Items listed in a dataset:
· · ·

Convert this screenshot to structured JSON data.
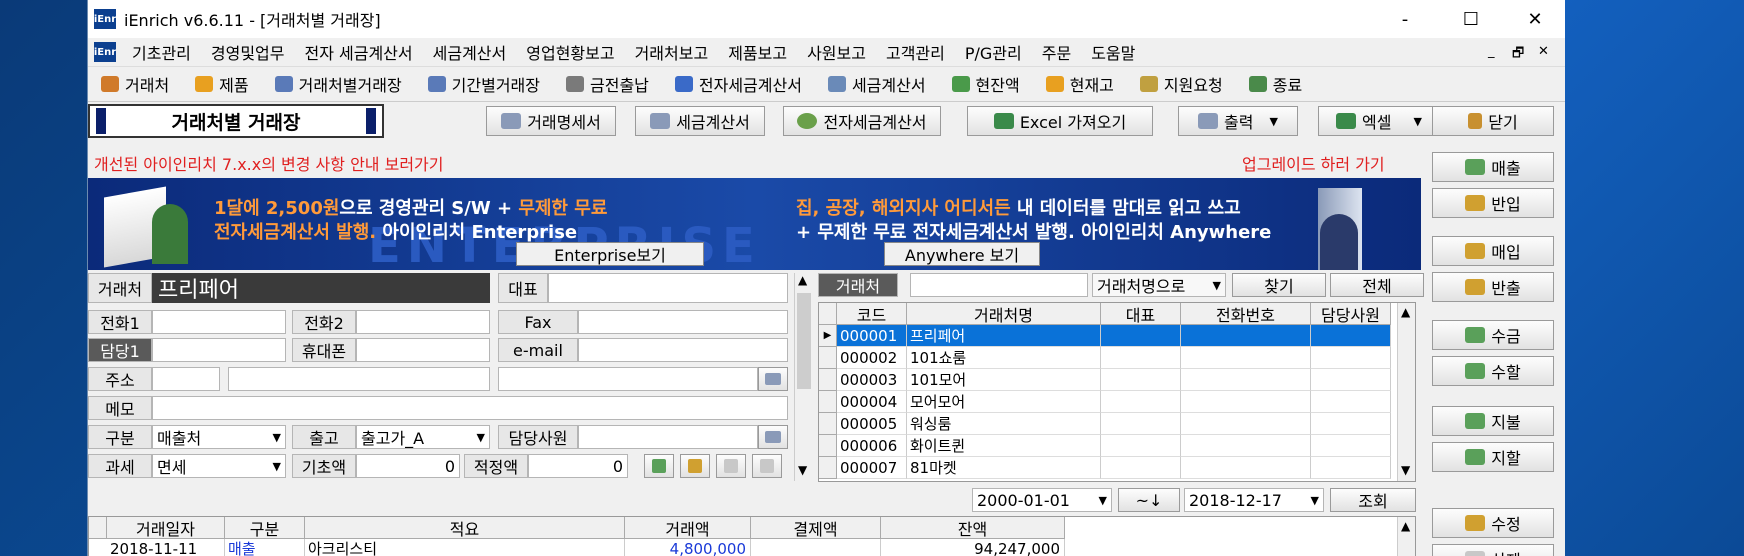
{
  "window": {
    "title": "iEnrich v6.6.11 - [거래처별 거래장]",
    "logo": "iEnr",
    "min": "-",
    "max": "☐",
    "close": "✕",
    "mdi_min": "_",
    "mdi_restore": "🗗",
    "mdi_close": "✕"
  },
  "menu": [
    "기초관리",
    "경영및업무",
    "전자 세금계산서",
    "세금계산서",
    "영업현황보고",
    "거래처보고",
    "제품보고",
    "사원보고",
    "고객관리",
    "P/G관리",
    "주문",
    "도움말"
  ],
  "toolbar": [
    {
      "label": "거래처",
      "icon": "person-icon",
      "color": "#d07a2a"
    },
    {
      "label": "제품",
      "icon": "star-icon",
      "color": "#e8a020"
    },
    {
      "label": "거래처별거래장",
      "icon": "ledger-icon",
      "color": "#5a7ab8"
    },
    {
      "label": "기간별거래장",
      "icon": "calendar-icon",
      "color": "#5a7ab8"
    },
    {
      "label": "금전출납",
      "icon": "cash-icon",
      "color": "#7a7a7a"
    },
    {
      "label": "전자세금계산서",
      "icon": "html-icon",
      "color": "#3a6ac8"
    },
    {
      "label": "세금계산서",
      "icon": "doc-icon",
      "color": "#6a8ab8"
    },
    {
      "label": "현잔액",
      "icon": "money-icon",
      "color": "#4a9a4a"
    },
    {
      "label": "현재고",
      "icon": "box-icon",
      "color": "#e8a020"
    },
    {
      "label": "지원요청",
      "icon": "support-icon",
      "color": "#c0a040"
    },
    {
      "label": "종료",
      "icon": "exit-icon",
      "color": "#4a8a4a"
    }
  ],
  "page_title": "거래처별 거래장",
  "actions": {
    "stmt": "거래명세서",
    "tax": "세금계산서",
    "etax": "전자세금계산서",
    "excel_import": "Excel 가져오기",
    "print": "출력",
    "excel": "엑셀",
    "close": "닫기"
  },
  "notice": {
    "left": "개선된 아이인리치 7.x.x의 변경 사항 안내 보러가기",
    "right": "업그레이드 하러 가기"
  },
  "banner": {
    "line1a": "1달에 2,500원",
    "line1b": "으로 경영관리 S/W + ",
    "line1c": "무제한 무료",
    "line2a": "전자세금계산서 발행.",
    "line2b": " 아이인리치 Enterprise",
    "btn_enterprise": "Enterprise보기",
    "line3a": "집, 공장, 해외지사 어디서든",
    "line3b": " 내 데이터를 맘대로 읽고 쓰고",
    "line4a": "+ 무제한 무료 전자세금계산서 발행.",
    "line4b": " 아이인리치 Anywhere",
    "btn_anywhere": "Anywhere 보기",
    "bg_text": "ENTERPRISE"
  },
  "form": {
    "client_label": "거래처",
    "client_value": "프리페어",
    "rep_label": "대표",
    "phone1_label": "전화1",
    "phone2_label": "전화2",
    "fax_label": "Fax",
    "manager1_label": "담당1",
    "mobile_label": "휴대폰",
    "email_label": "e-mail",
    "address_label": "주소",
    "memo_label": "메모",
    "type_label": "구분",
    "type_value": "매출처",
    "release_label": "출고",
    "release_value": "출고가_A",
    "staff_label": "담당사원",
    "tax_label": "과세",
    "tax_value": "면세",
    "base_label": "기초액",
    "base_value": "0",
    "proper_label": "적정액",
    "proper_value": "0"
  },
  "search": {
    "label": "거래처",
    "mode": "거래처명으로",
    "find": "찾기",
    "all": "전체"
  },
  "client_table": {
    "headers": [
      "코드",
      "거래처명",
      "대표",
      "전화번호",
      "담당사원"
    ],
    "rows": [
      [
        "000001",
        "프리페어",
        "",
        "",
        ""
      ],
      [
        "000002",
        "101쇼룸",
        "",
        "",
        ""
      ],
      [
        "000003",
        "101모어",
        "",
        "",
        ""
      ],
      [
        "000004",
        "모어모어",
        "",
        "",
        ""
      ],
      [
        "000005",
        "워싱룸",
        "",
        "",
        ""
      ],
      [
        "000006",
        "화이트퀸",
        "",
        "",
        ""
      ],
      [
        "000007",
        "81마켓",
        "",
        "",
        ""
      ]
    ]
  },
  "period": {
    "from": "2000-01-01",
    "arrow": "~↓",
    "to": "2018-12-17",
    "query": "조회"
  },
  "ledger": {
    "headers": [
      "거래일자",
      "구분",
      "적요",
      "거래액",
      "결제액",
      "잔액"
    ],
    "rows": [
      [
        "2018-11-11",
        "매출",
        "아크리스티",
        "4,800,000",
        "",
        "94,247,000"
      ]
    ]
  },
  "right_buttons": [
    {
      "label": "매출",
      "icon": "sale-icon"
    },
    {
      "label": "반입",
      "icon": "return-icon"
    },
    {
      "label": "매입",
      "icon": "purchase-icon"
    },
    {
      "label": "반출",
      "icon": "ship-out-icon"
    },
    {
      "label": "수금",
      "icon": "collect-icon"
    },
    {
      "label": "수할",
      "icon": "collect-discount-icon"
    },
    {
      "label": "지불",
      "icon": "pay-icon"
    },
    {
      "label": "지할",
      "icon": "pay-discount-icon"
    },
    {
      "label": "수정",
      "icon": "edit-icon"
    },
    {
      "label": "삭제",
      "icon": "delete-icon"
    }
  ]
}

· · ·

Short problem: Where a line of the records above holds the word "discount", copy that line.

Correct answer:
      "icon": "collect-discount-icon"
      "icon": "pay-discount-icon"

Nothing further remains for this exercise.